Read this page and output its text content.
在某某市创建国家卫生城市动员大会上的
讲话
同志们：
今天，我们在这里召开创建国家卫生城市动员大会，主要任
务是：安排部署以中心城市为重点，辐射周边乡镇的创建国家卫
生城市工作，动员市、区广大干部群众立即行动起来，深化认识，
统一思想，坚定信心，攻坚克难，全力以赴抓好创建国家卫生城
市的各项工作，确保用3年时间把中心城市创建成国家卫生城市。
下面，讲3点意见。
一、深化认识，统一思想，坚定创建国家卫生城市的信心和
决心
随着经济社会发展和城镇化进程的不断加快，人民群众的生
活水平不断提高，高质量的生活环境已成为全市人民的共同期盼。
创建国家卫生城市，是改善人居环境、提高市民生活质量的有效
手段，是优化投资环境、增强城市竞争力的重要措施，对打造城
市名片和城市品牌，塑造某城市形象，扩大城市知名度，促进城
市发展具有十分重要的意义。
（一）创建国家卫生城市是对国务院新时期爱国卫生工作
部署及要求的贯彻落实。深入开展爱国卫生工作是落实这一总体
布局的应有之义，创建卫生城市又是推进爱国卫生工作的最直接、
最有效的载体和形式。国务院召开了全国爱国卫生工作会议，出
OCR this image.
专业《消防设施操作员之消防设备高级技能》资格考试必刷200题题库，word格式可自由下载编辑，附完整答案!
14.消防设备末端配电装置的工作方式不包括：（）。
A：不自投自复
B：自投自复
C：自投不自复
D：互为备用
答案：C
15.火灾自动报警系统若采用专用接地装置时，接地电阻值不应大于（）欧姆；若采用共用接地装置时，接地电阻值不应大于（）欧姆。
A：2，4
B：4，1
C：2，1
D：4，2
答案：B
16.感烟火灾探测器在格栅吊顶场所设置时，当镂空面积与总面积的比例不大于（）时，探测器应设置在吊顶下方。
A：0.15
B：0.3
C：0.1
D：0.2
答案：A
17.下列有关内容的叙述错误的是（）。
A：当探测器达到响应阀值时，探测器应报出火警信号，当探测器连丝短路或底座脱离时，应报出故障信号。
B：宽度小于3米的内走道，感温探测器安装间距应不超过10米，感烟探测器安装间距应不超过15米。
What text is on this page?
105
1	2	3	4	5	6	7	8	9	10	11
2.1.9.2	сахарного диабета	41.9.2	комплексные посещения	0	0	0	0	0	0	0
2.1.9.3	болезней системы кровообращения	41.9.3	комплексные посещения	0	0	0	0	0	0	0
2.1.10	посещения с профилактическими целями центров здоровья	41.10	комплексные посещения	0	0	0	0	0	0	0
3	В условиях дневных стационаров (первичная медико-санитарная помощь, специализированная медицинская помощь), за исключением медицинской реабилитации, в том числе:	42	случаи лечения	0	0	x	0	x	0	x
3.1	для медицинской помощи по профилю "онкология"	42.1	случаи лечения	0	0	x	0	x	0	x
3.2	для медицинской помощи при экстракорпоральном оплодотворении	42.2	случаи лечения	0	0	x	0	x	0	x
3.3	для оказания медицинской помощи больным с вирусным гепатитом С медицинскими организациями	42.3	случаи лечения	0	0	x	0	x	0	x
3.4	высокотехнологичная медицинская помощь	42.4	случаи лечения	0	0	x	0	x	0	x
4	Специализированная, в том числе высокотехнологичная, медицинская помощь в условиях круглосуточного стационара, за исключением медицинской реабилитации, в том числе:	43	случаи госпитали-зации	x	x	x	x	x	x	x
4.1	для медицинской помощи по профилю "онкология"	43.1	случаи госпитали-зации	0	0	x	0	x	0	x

_ _ _ _

**Given exercise**
Reproduce all the records precisely.

**Written response**
Read this page and output its text content.
在某某市创建国家卫生城市动员大会上的
讲话
同志们：
今天，我们在这里召开创建国家卫生城市动员大会，主要任
务是：安排部署以中心城市为重点，辐射周边乡镇的创建国家卫
生城市工作，动员市、区广大干部群众立即行动起来，深化认识，
统一思想，坚定信心，攻坚克难，全力以赴抓好创建国家卫生城
市的各项工作，确保用3年时间把中心城市创建成国家卫生城市。
下面，讲3点意见。
一、深化认识，统一思想，坚定创建国家卫生城市的信心和
决心
随着经济社会发展和城镇化进程的不断加快，人民群众的生
活水平不断提高，高质量的生活环境已成为全市人民的共同期盼。
创建国家卫生城市，是改善人居环境、提高市民生活质量的有效
手段，是优化投资环境、增强城市竞争力的重要措施，对打造城
市名片和城市品牌，塑造某城市形象，扩大城市知名度，促进城
市发展具有十分重要的意义。
（一）创建国家卫生城市是对国务院新时期爱国卫生工作
部署及要求的贯彻落实。深入开展爱国卫生工作是落实这一总体
布局的应有之义，创建卫生城市又是推进爱国卫生工作的最直接、
最有效的载体和形式。国务院召开了全国爱国卫生工作会议，出
OCR this image.
专业《消防设施操作员之消防设备高级技能》资格考试必刷200题题库，word格式可自由下载编辑，附完整答案!
14.消防设备末端配电装置的工作方式不包括：（）。
A：不自投自复
B：自投自复
C：自投不自复
D：互为备用
答案：C
15.火灾自动报警系统若采用专用接地装置时，接地电阻值不应大于（）欧姆；若采用共用接地装置时，接地电阻值不应大于（）欧姆。
A：2，4
B：4，1
C：2，1
D：4，2
答案：B
16.感烟火灾探测器在格栅吊顶场所设置时，当镂空面积与总面积的比例不大于（）时，探测器应设置在吊顶下方。
A：0.15
B：0.3
C：0.1
D：0.2
答案：A
17.下列有关内容的叙述错误的是（）。
A：当探测器达到响应阀值时，探测器应报出火警信号，当探测器连丝短路或底座脱离时，应报出故障信号。
B：宽度小于3米的内走道，感温探测器安装间距应不超过10米，感烟探测器安装间距应不超过15米。
What text is on this page?
105
1	2	3	4	5	6	7	8	9	10	11
2.1.9.2	сахарного диабета	41.9.2	комплексные посещения	0	0	0	0	0	0	0
2.1.9.3	болезней системы кровообращения	41.9.3	комплексные посещения	0	0	0	0	0	0	0
2.1.10	посещения с профилактическими целями центров здоровья	41.10	комплексные посещения	0	0	0	0	0	0	0
3	В условиях дневных стационаров (первичная медико-санитарная помощь, специализированная медицинская помощь), за исключением медицинской реабилитации, в том числе:	42	случаи лечения	0	0	x	0	x	0	x
3.1	для медицинской помощи по профилю "онкология"	42.1	случаи лечения	0	0	x	0	x	0	x
3.2	для медицинской помощи при экстракорпоральном оплодотворении	42.2	случаи лечения	0	0	x	0	x	0	x
3.3	для оказания медицинской помощи больным с вирусным гепатитом С медицинскими организациями	42.3	случаи лечения	0	0	x	0	x	0	x
3.4	высокотехнологичная медицинская помощь	42.4	случаи лечения	0	0	x	0	x	0	x
4	Специализированная, в том числе высокотехнологичная, медицинская помощь в условиях круглосуточного стационара, за исключением медицинской реабилитации, в том числе:	43	случаи госпитали-зации	x	x	x	x	x	x	x
4.1	для медицинской помощи по профилю "онкология"	43.1	случаи госпитали-зации	0	0	x	0	x	0	x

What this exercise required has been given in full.